Written request: Please set down all the lines beneath this one exactly, without the pictures.

----- Records supplied

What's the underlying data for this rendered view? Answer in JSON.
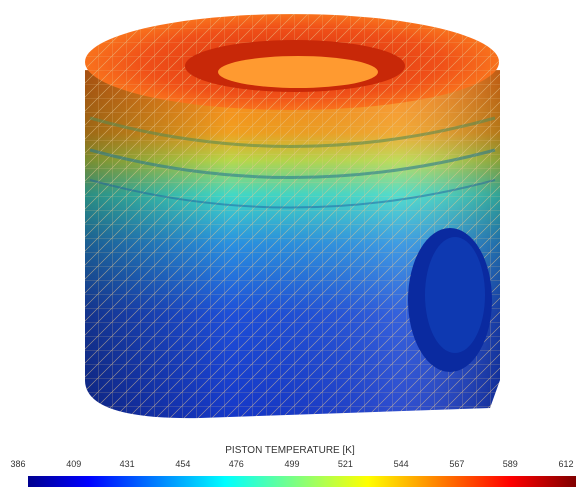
{
  "colorbar": {
    "title": "PISTON TEMPERATURE [K]",
    "lim": [
      386,
      612
    ],
    "ticks": [
      386,
      409,
      431,
      454,
      476,
      499,
      521,
      544,
      567,
      589,
      612
    ]
  }
}
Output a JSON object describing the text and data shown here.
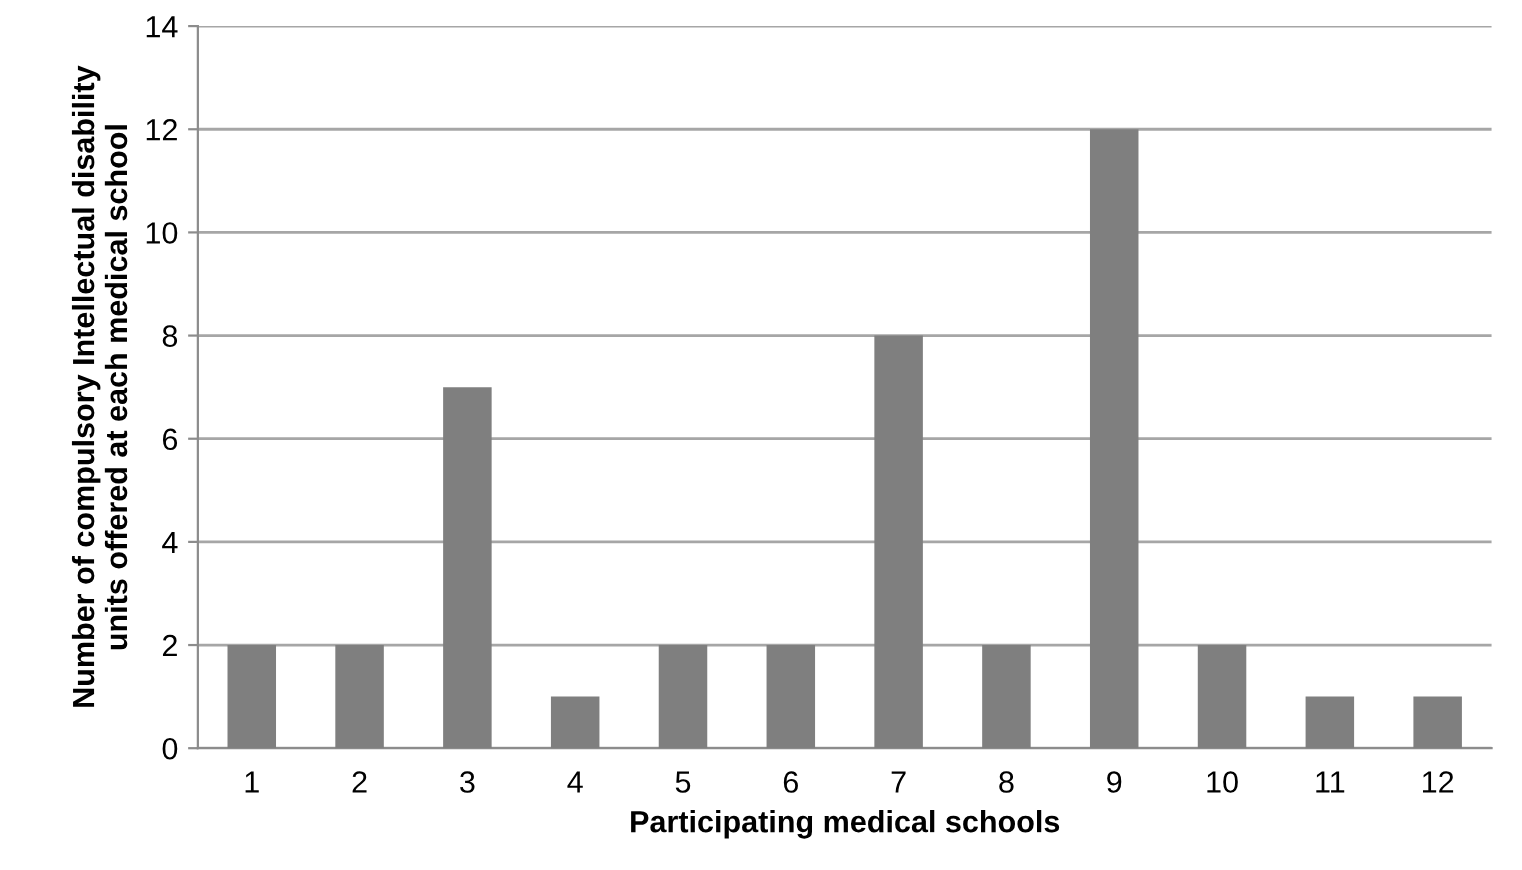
{
  "chart_data": {
    "type": "bar",
    "xlabel": "Participating medical schools",
    "ylabel": "Number of compulsory Intellectual disability\nunits offered at each medical school",
    "categories": [
      "1",
      "2",
      "3",
      "4",
      "5",
      "6",
      "7",
      "8",
      "9",
      "10",
      "11",
      "12"
    ],
    "values": [
      2,
      2,
      7,
      1,
      2,
      2,
      8,
      2,
      12,
      2,
      1,
      1
    ],
    "color": "#7f7f7f",
    "ylim": [
      0,
      14
    ],
    "yticks": [
      0,
      2,
      4,
      6,
      8,
      10,
      12,
      14
    ],
    "grid": "y"
  }
}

----------

Result below:
What's the underlying data for this rendered view? Answer in JSON.
{
  "colorbar": {
    "title": "PISTON TEMPERATURE [K]",
    "lim": [
      386,
      612
    ],
    "ticks": [
      386,
      409,
      431,
      454,
      476,
      499,
      521,
      544,
      567,
      589,
      612
    ]
  }
}
Output a JSON object describing the text and data shown here.
{
  "chart_data": {
    "type": "bar",
    "xlabel": "Participating medical schools",
    "ylabel": "Number of compulsory Intellectual disability\nunits offered at each medical school",
    "categories": [
      "1",
      "2",
      "3",
      "4",
      "5",
      "6",
      "7",
      "8",
      "9",
      "10",
      "11",
      "12"
    ],
    "values": [
      2,
      2,
      7,
      1,
      2,
      2,
      8,
      2,
      12,
      2,
      1,
      1
    ],
    "color": "#7f7f7f",
    "ylim": [
      0,
      14
    ],
    "yticks": [
      0,
      2,
      4,
      6,
      8,
      10,
      12,
      14
    ],
    "grid": "y"
  }
}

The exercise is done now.